EXERCISE DIRECTIONS:
Recast the items as a numbered list, from the start through the line containing "laptop-edge [0, 989, 259, 1027]", with both ends included and blank lines left out. List only those lines.

(Annotated element entries)
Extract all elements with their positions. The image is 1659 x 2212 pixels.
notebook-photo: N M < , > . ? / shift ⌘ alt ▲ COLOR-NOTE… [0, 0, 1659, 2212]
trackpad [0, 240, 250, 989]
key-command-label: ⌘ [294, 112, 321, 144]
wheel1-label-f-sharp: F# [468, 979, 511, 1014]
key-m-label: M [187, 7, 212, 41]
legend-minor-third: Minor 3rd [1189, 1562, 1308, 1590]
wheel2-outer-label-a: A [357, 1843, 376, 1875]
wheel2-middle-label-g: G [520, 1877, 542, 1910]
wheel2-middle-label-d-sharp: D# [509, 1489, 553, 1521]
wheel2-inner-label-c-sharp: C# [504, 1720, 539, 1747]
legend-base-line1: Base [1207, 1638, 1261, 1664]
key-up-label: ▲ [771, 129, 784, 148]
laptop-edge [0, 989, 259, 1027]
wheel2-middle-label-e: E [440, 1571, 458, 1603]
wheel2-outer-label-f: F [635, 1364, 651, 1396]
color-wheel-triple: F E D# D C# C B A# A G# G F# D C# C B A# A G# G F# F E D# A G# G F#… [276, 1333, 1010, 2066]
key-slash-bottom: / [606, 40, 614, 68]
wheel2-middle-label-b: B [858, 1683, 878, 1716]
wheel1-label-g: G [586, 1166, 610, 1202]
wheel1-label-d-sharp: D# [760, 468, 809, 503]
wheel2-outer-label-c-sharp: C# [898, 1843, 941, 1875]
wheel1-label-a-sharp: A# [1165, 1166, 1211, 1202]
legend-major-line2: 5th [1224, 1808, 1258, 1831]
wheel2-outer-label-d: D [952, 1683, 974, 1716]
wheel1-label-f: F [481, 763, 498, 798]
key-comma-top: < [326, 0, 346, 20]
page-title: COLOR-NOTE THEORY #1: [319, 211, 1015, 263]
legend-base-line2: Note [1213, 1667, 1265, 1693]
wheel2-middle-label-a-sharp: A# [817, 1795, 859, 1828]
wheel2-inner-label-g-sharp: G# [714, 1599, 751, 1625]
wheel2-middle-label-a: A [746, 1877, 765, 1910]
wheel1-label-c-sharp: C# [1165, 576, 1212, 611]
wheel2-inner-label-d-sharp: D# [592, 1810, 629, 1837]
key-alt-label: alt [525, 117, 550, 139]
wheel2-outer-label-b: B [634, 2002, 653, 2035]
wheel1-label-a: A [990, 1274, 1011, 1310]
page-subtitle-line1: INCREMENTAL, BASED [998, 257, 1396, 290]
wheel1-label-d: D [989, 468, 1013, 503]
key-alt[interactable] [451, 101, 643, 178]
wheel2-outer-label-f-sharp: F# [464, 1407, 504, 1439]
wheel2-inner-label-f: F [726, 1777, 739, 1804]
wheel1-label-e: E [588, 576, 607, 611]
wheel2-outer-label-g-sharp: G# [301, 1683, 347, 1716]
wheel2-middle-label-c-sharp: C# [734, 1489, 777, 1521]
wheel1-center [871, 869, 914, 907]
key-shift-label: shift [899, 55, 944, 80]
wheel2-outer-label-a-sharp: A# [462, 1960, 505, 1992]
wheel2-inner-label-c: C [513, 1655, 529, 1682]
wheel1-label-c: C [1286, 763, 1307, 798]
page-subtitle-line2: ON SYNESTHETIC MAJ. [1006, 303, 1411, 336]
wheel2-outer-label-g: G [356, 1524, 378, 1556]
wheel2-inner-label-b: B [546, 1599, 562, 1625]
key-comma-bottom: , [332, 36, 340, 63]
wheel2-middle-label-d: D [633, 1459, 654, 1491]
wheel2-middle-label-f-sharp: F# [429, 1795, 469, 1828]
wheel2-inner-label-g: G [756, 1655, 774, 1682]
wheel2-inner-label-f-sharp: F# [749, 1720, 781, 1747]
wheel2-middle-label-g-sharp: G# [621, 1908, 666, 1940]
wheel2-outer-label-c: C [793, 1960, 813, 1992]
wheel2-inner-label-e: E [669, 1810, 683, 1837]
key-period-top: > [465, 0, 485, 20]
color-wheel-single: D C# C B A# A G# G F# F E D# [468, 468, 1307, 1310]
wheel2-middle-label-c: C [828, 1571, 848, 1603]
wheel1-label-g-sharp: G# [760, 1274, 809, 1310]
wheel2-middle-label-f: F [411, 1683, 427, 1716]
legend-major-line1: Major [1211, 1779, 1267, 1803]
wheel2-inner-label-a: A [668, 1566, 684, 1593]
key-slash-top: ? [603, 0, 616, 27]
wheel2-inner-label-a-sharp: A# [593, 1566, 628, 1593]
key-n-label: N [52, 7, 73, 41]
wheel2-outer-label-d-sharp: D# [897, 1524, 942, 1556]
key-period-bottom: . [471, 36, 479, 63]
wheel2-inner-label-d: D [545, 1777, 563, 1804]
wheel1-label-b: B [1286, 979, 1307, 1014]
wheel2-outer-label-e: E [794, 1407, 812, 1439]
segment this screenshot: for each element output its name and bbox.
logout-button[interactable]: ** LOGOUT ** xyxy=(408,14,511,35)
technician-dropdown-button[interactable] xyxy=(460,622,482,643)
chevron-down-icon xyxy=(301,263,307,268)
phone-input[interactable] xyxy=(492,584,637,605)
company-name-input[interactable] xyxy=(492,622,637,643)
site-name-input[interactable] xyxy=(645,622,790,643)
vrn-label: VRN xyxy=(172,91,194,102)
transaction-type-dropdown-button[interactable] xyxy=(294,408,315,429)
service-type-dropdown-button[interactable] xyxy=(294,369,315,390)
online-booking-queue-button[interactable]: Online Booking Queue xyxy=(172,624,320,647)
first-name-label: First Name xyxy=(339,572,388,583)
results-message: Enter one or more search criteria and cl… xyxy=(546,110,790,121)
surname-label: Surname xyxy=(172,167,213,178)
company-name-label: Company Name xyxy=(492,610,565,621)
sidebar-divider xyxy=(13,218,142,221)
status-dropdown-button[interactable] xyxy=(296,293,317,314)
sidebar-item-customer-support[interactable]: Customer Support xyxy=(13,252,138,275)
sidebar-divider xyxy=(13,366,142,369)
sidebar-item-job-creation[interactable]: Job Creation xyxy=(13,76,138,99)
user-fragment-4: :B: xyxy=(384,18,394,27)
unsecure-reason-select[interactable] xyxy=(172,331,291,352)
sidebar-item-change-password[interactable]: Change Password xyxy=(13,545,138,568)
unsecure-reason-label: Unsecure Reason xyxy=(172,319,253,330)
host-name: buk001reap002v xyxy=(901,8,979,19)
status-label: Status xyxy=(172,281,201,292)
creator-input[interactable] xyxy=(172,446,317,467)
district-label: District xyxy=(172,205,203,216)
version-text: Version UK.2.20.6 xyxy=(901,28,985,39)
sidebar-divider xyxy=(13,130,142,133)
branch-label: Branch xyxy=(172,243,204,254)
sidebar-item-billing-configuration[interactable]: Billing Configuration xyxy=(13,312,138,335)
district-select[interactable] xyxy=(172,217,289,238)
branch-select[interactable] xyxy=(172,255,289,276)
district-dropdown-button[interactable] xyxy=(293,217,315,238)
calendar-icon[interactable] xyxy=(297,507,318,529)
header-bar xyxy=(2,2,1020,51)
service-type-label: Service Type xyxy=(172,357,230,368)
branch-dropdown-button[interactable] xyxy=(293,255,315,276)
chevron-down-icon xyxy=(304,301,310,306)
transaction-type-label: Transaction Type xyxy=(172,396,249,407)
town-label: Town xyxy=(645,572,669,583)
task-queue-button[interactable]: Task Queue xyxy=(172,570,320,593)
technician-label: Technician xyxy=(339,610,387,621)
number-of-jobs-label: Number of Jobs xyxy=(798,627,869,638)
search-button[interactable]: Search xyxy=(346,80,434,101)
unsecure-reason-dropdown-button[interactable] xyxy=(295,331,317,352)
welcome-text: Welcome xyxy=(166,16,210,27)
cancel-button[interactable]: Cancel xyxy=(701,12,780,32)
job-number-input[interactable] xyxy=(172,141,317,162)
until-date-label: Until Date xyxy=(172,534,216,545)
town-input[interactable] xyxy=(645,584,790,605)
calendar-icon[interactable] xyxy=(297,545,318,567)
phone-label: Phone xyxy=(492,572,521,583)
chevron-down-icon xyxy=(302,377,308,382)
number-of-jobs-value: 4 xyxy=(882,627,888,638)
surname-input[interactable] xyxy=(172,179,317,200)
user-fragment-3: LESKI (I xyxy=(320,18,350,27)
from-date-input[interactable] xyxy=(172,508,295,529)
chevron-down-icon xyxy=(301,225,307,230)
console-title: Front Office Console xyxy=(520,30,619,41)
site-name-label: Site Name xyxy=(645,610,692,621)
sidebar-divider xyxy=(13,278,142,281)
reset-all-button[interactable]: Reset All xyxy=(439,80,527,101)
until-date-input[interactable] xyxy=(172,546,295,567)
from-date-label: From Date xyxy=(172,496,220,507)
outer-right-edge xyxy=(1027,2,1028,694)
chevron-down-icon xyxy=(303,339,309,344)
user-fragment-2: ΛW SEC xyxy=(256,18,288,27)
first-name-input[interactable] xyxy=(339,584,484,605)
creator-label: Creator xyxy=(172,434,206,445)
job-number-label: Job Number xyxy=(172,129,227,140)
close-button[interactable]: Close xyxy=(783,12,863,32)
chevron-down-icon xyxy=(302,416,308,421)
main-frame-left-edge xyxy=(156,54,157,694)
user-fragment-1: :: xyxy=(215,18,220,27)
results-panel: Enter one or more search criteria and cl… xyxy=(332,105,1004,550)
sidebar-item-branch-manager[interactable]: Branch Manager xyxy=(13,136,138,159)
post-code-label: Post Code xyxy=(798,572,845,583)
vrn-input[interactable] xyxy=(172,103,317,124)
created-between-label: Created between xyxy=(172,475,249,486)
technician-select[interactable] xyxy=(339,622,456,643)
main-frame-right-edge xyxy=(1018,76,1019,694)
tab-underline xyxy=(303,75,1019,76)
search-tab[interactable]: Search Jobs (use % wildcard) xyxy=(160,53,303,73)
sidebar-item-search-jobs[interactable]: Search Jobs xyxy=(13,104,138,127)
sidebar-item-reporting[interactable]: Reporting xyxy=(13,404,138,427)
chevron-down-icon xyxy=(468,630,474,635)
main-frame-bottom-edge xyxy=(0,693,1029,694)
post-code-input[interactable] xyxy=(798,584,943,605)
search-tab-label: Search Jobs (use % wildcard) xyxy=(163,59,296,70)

OUTPUT OF THE TASK:
1. Extract all elements with their positions. The image is 1659 x 2212 pixels.
2. notebook-photo: N M < , > . ? / shift ⌘ alt ▲ COLOR-NOTE… [0, 0, 1659, 2212]
3. trackpad [0, 240, 250, 989]
4. key-command-label: ⌘ [294, 112, 321, 144]
5. wheel1-label-f-sharp: F# [468, 979, 511, 1014]
6. key-m-label: M [187, 7, 212, 41]
7. legend-minor-third: Minor 3rd [1189, 1562, 1308, 1590]
8. wheel2-outer-label-a: A [357, 1843, 376, 1875]
9. wheel2-middle-label-g: G [520, 1877, 542, 1910]
10. wheel2-middle-label-d-sharp: D# [509, 1489, 553, 1521]
11. wheel2-inner-label-c-sharp: C# [504, 1720, 539, 1747]
12. legend-base-line1: Base [1207, 1638, 1261, 1664]
13. key-up-label: ▲ [771, 129, 784, 148]
14. laptop-edge [0, 989, 259, 1027]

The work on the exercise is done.